Stated exercise: All of the entries need to be written out again, exactly as they are.

Collection entries:
%%
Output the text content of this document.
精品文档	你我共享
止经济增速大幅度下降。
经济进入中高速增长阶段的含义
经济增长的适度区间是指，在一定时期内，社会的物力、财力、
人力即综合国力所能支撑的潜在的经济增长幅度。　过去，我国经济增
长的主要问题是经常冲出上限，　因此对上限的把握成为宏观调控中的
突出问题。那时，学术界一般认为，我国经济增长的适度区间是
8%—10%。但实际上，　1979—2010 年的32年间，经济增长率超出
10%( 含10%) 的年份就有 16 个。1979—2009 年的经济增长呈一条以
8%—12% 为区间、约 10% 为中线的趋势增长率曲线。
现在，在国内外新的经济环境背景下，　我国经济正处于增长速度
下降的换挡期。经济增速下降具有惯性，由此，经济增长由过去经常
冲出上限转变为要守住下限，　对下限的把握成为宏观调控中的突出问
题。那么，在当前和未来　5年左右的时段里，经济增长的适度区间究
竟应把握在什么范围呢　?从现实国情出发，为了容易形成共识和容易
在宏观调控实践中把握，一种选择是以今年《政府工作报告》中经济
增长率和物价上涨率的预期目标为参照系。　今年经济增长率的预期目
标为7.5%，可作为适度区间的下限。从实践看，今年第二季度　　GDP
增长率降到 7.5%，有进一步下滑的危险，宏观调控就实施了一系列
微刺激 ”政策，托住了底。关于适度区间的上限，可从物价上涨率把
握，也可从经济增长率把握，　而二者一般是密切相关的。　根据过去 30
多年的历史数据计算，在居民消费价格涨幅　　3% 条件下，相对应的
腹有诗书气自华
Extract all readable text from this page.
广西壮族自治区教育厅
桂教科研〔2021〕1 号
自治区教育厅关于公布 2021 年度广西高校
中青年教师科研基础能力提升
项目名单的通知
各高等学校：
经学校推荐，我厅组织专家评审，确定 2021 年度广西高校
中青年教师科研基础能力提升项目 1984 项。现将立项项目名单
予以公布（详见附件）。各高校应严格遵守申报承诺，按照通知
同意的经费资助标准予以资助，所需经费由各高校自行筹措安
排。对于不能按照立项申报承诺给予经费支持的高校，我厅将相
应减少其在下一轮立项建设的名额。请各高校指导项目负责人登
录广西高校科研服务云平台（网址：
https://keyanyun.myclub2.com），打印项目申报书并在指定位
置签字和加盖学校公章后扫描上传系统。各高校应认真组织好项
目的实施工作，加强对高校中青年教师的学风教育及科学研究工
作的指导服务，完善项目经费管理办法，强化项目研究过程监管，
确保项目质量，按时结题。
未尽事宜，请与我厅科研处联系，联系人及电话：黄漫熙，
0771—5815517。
%%
Problem solution:
Output the text content of this document.
精品文档	你我共享
止经济增速大幅度下降。
经济进入中高速增长阶段的含义
经济增长的适度区间是指，在一定时期内，社会的物力、财力、
人力即综合国力所能支撑的潜在的经济增长幅度。　过去，我国经济增
长的主要问题是经常冲出上限，　因此对上限的把握成为宏观调控中的
突出问题。那时，学术界一般认为，我国经济增长的适度区间是
8%—10%。但实际上，　1979—2010 年的32年间，经济增长率超出
10%( 含10%) 的年份就有 16 个。1979—2009 年的经济增长呈一条以
8%—12% 为区间、约 10% 为中线的趋势增长率曲线。
现在，在国内外新的经济环境背景下，　我国经济正处于增长速度
下降的换挡期。经济增速下降具有惯性，由此，经济增长由过去经常
冲出上限转变为要守住下限，　对下限的把握成为宏观调控中的突出问
题。那么，在当前和未来　5年左右的时段里，经济增长的适度区间究
竟应把握在什么范围呢　?从现实国情出发，为了容易形成共识和容易
在宏观调控实践中把握，一种选择是以今年《政府工作报告》中经济
增长率和物价上涨率的预期目标为参照系。　今年经济增长率的预期目
标为7.5%，可作为适度区间的下限。从实践看，今年第二季度　　GDP
增长率降到 7.5%，有进一步下滑的危险，宏观调控就实施了一系列
微刺激 ”政策，托住了底。关于适度区间的上限，可从物价上涨率把
握，也可从经济增长率把握，　而二者一般是密切相关的。　根据过去 30
多年的历史数据计算，在居民消费价格涨幅　　3% 条件下，相对应的
腹有诗书气自华
Extract all readable text from this page.
广西壮族自治区教育厅
桂教科研〔2021〕1 号
自治区教育厅关于公布 2021 年度广西高校
中青年教师科研基础能力提升
项目名单的通知
各高等学校：
经学校推荐，我厅组织专家评审，确定 2021 年度广西高校
中青年教师科研基础能力提升项目 1984 项。现将立项项目名单
予以公布（详见附件）。各高校应严格遵守申报承诺，按照通知
同意的经费资助标准予以资助，所需经费由各高校自行筹措安
排。对于不能按照立项申报承诺给予经费支持的高校，我厅将相
应减少其在下一轮立项建设的名额。请各高校指导项目负责人登
录广西高校科研服务云平台（网址：
https://keyanyun.myclub2.com），打印项目申报书并在指定位
置签字和加盖学校公章后扫描上传系统。各高校应认真组织好项
目的实施工作，加强对高校中青年教师的学风教育及科学研究工
作的指导服务，完善项目经费管理办法，强化项目研究过程监管，
确保项目质量，按时结题。
未尽事宜，请与我厅科研处联系，联系人及电话：黄漫熙，
0771—5815517。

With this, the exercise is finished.